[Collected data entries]
···
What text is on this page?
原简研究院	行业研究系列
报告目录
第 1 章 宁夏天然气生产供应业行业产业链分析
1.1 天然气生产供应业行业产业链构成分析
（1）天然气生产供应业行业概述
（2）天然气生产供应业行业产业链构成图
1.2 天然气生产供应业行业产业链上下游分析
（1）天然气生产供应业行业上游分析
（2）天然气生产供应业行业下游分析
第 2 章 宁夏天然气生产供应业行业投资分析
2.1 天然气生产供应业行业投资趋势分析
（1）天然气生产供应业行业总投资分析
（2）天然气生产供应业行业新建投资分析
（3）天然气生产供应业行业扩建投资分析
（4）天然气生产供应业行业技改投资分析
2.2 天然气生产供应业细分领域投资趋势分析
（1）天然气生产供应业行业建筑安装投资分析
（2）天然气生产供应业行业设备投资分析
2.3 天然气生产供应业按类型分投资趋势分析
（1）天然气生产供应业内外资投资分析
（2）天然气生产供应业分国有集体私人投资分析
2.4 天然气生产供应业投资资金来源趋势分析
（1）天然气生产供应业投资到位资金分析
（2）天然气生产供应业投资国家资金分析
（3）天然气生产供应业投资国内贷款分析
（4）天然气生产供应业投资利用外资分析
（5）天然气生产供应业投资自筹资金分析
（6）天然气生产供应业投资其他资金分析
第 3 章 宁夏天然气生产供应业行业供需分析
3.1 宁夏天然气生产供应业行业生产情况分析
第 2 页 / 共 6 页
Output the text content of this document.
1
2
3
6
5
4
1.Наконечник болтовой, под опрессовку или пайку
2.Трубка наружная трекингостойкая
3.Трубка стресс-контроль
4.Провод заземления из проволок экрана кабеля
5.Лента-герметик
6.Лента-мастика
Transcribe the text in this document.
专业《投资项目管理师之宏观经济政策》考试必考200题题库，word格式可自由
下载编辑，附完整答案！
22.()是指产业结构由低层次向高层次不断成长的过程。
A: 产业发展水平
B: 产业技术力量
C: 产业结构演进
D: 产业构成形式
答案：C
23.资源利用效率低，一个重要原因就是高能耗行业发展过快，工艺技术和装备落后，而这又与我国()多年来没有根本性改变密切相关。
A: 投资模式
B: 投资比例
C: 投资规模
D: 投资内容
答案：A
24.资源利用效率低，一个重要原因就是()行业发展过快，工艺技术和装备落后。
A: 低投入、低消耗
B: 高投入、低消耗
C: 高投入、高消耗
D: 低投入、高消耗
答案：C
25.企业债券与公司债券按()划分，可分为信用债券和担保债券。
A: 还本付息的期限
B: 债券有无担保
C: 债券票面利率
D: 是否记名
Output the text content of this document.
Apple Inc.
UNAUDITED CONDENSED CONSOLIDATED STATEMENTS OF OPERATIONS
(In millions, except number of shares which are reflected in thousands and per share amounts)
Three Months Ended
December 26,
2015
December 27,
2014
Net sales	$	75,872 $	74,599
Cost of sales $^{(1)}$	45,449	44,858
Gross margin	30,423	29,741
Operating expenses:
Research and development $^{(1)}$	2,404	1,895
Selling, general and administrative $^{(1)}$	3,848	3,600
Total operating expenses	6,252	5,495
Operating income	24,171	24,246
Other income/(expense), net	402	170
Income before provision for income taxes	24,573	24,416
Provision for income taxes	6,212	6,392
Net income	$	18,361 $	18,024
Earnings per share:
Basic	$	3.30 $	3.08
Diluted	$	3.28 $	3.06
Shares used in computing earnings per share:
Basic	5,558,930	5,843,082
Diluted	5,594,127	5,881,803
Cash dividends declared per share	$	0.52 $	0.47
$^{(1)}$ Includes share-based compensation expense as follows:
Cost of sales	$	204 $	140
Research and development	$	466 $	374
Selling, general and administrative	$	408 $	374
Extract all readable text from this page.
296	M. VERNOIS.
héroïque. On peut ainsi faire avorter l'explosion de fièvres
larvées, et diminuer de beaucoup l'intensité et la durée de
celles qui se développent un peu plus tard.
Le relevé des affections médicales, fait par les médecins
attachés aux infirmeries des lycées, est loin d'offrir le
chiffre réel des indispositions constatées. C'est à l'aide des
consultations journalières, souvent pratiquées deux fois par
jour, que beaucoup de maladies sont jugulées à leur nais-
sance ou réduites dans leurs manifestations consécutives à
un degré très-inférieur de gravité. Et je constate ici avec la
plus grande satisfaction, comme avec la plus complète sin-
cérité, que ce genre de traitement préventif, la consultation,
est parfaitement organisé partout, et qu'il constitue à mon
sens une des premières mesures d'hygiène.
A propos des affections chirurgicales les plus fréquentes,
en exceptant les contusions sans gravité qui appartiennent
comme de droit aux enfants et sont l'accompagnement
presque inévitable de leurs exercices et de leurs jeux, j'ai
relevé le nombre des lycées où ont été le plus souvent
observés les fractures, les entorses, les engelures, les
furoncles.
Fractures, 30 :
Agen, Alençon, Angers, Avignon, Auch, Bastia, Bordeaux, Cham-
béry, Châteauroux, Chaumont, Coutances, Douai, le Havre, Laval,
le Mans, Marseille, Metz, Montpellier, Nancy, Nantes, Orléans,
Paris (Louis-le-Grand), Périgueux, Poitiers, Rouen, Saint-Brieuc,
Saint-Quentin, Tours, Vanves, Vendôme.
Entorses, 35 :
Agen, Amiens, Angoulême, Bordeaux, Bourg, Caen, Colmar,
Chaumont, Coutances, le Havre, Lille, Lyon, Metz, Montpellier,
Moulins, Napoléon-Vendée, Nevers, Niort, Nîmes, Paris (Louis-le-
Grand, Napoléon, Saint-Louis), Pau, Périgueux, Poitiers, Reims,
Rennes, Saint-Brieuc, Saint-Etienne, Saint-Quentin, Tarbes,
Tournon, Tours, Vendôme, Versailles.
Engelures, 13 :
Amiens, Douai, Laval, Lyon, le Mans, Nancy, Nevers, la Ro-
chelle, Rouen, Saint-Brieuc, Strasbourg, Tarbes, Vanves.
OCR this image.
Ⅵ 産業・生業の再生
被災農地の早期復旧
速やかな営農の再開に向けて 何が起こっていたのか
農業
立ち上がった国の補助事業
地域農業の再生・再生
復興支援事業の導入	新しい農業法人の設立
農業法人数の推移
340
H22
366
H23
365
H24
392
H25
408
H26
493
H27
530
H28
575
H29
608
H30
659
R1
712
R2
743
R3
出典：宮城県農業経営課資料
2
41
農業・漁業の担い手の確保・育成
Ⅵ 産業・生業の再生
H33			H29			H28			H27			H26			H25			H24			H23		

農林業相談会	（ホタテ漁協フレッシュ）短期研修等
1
···
_AIM_
Above are the records; copy all of them exactly.

_OUTPUT OF THE EXERCISE_
What text is on this page?
原简研究院	行业研究系列
报告目录
第 1 章 宁夏天然气生产供应业行业产业链分析
1.1 天然气生产供应业行业产业链构成分析
（1）天然气生产供应业行业概述
（2）天然气生产供应业行业产业链构成图
1.2 天然气生产供应业行业产业链上下游分析
（1）天然气生产供应业行业上游分析
（2）天然气生产供应业行业下游分析
第 2 章 宁夏天然气生产供应业行业投资分析
2.1 天然气生产供应业行业投资趋势分析
（1）天然气生产供应业行业总投资分析
（2）天然气生产供应业行业新建投资分析
（3）天然气生产供应业行业扩建投资分析
（4）天然气生产供应业行业技改投资分析
2.2 天然气生产供应业细分领域投资趋势分析
（1）天然气生产供应业行业建筑安装投资分析
（2）天然气生产供应业行业设备投资分析
2.3 天然气生产供应业按类型分投资趋势分析
（1）天然气生产供应业内外资投资分析
（2）天然气生产供应业分国有集体私人投资分析
2.4 天然气生产供应业投资资金来源趋势分析
（1）天然气生产供应业投资到位资金分析
（2）天然气生产供应业投资国家资金分析
（3）天然气生产供应业投资国内贷款分析
（4）天然气生产供应业投资利用外资分析
（5）天然气生产供应业投资自筹资金分析
（6）天然气生产供应业投资其他资金分析
第 3 章 宁夏天然气生产供应业行业供需分析
3.1 宁夏天然气生产供应业行业生产情况分析
第 2 页 / 共 6 页
Output the text content of this document.
1
2
3
6
5
4
1.Наконечник болтовой, под опрессовку или пайку
2.Трубка наружная трекингостойкая
3.Трубка стресс-контроль
4.Провод заземления из проволок экрана кабеля
5.Лента-герметик
6.Лента-мастика
Transcribe the text in this document.
专业《投资项目管理师之宏观经济政策》考试必考200题题库，word格式可自由
下载编辑，附完整答案！
22.()是指产业结构由低层次向高层次不断成长的过程。
A: 产业发展水平
B: 产业技术力量
C: 产业结构演进
D: 产业构成形式
答案：C
23.资源利用效率低，一个重要原因就是高能耗行业发展过快，工艺技术和装备落后，而这又与我国()多年来没有根本性改变密切相关。
A: 投资模式
B: 投资比例
C: 投资规模
D: 投资内容
答案：A
24.资源利用效率低，一个重要原因就是()行业发展过快，工艺技术和装备落后。
A: 低投入、低消耗
B: 高投入、低消耗
C: 高投入、高消耗
D: 低投入、高消耗
答案：C
25.企业债券与公司债券按()划分，可分为信用债券和担保债券。
A: 还本付息的期限
B: 债券有无担保
C: 债券票面利率
D: 是否记名
Output the text content of this document.
Apple Inc.
UNAUDITED CONDENSED CONSOLIDATED STATEMENTS OF OPERATIONS
(In millions, except number of shares which are reflected in thousands and per share amounts)
Three Months Ended
December 26,
2015
December 27,
2014
Net sales	$	75,872 $	74,599
Cost of sales $^{(1)}$	45,449	44,858
Gross margin	30,423	29,741
Operating expenses:
Research and development $^{(1)}$	2,404	1,895
Selling, general and administrative $^{(1)}$	3,848	3,600
Total operating expenses	6,252	5,495
Operating income	24,171	24,246
Other income/(expense), net	402	170
Income before provision for income taxes	24,573	24,416
Provision for income taxes	6,212	6,392
Net income	$	18,361 $	18,024
Earnings per share:
Basic	$	3.30 $	3.08
Diluted	$	3.28 $	3.06
Shares used in computing earnings per share:
Basic	5,558,930	5,843,082
Diluted	5,594,127	5,881,803
Cash dividends declared per share	$	0.52 $	0.47
$^{(1)}$ Includes share-based compensation expense as follows:
Cost of sales	$	204 $	140
Research and development	$	466 $	374
Selling, general and administrative	$	408 $	374
Extract all readable text from this page.
296	M. VERNOIS.
héroïque. On peut ainsi faire avorter l'explosion de fièvres
larvées, et diminuer de beaucoup l'intensité et la durée de
celles qui se développent un peu plus tard.
Le relevé des affections médicales, fait par les médecins
attachés aux infirmeries des lycées, est loin d'offrir le
chiffre réel des indispositions constatées. C'est à l'aide des
consultations journalières, souvent pratiquées deux fois par
jour, que beaucoup de maladies sont jugulées à leur nais-
sance ou réduites dans leurs manifestations consécutives à
un degré très-inférieur de gravité. Et je constate ici avec la
plus grande satisfaction, comme avec la plus complète sin-
cérité, que ce genre de traitement préventif, la consultation,
est parfaitement organisé partout, et qu'il constitue à mon
sens une des premières mesures d'hygiène.
A propos des affections chirurgicales les plus fréquentes,
en exceptant les contusions sans gravité qui appartiennent
comme de droit aux enfants et sont l'accompagnement
presque inévitable de leurs exercices et de leurs jeux, j'ai
relevé le nombre des lycées où ont été le plus souvent
observés les fractures, les entorses, les engelures, les
furoncles.
Fractures, 30 :
Agen, Alençon, Angers, Avignon, Auch, Bastia, Bordeaux, Cham-
béry, Châteauroux, Chaumont, Coutances, Douai, le Havre, Laval,
le Mans, Marseille, Metz, Montpellier, Nancy, Nantes, Orléans,
Paris (Louis-le-Grand), Périgueux, Poitiers, Rouen, Saint-Brieuc,
Saint-Quentin, Tours, Vanves, Vendôme.
Entorses, 35 :
Agen, Amiens, Angoulême, Bordeaux, Bourg, Caen, Colmar,
Chaumont, Coutances, le Havre, Lille, Lyon, Metz, Montpellier,
Moulins, Napoléon-Vendée, Nevers, Niort, Nîmes, Paris (Louis-le-
Grand, Napoléon, Saint-Louis), Pau, Périgueux, Poitiers, Reims,
Rennes, Saint-Brieuc, Saint-Etienne, Saint-Quentin, Tarbes,
Tournon, Tours, Vendôme, Versailles.
Engelures, 13 :
Amiens, Douai, Laval, Lyon, le Mans, Nancy, Nevers, la Ro-
chelle, Rouen, Saint-Brieuc, Strasbourg, Tarbes, Vanves.
OCR this image.
Ⅵ 産業・生業の再生
被災農地の早期復旧
速やかな営農の再開に向けて 何が起こっていたのか
農業
立ち上がった国の補助事業
地域農業の再生・再生
復興支援事業の導入	新しい農業法人の設立
農業法人数の推移
340
H22
366
H23
365
H24
392
H25
408
H26
493
H27
530
H28
575
H29
608
H30
659
R1
712
R2
743
R3
出典：宮城県農業経営課資料
2
41
農業・漁業の担い手の確保・育成
Ⅵ 産業・生業の再生
H33			H29			H28			H27			H26			H25			H24			H23		

農林業相談会	（ホタテ漁協フレッシュ）短期研修等
1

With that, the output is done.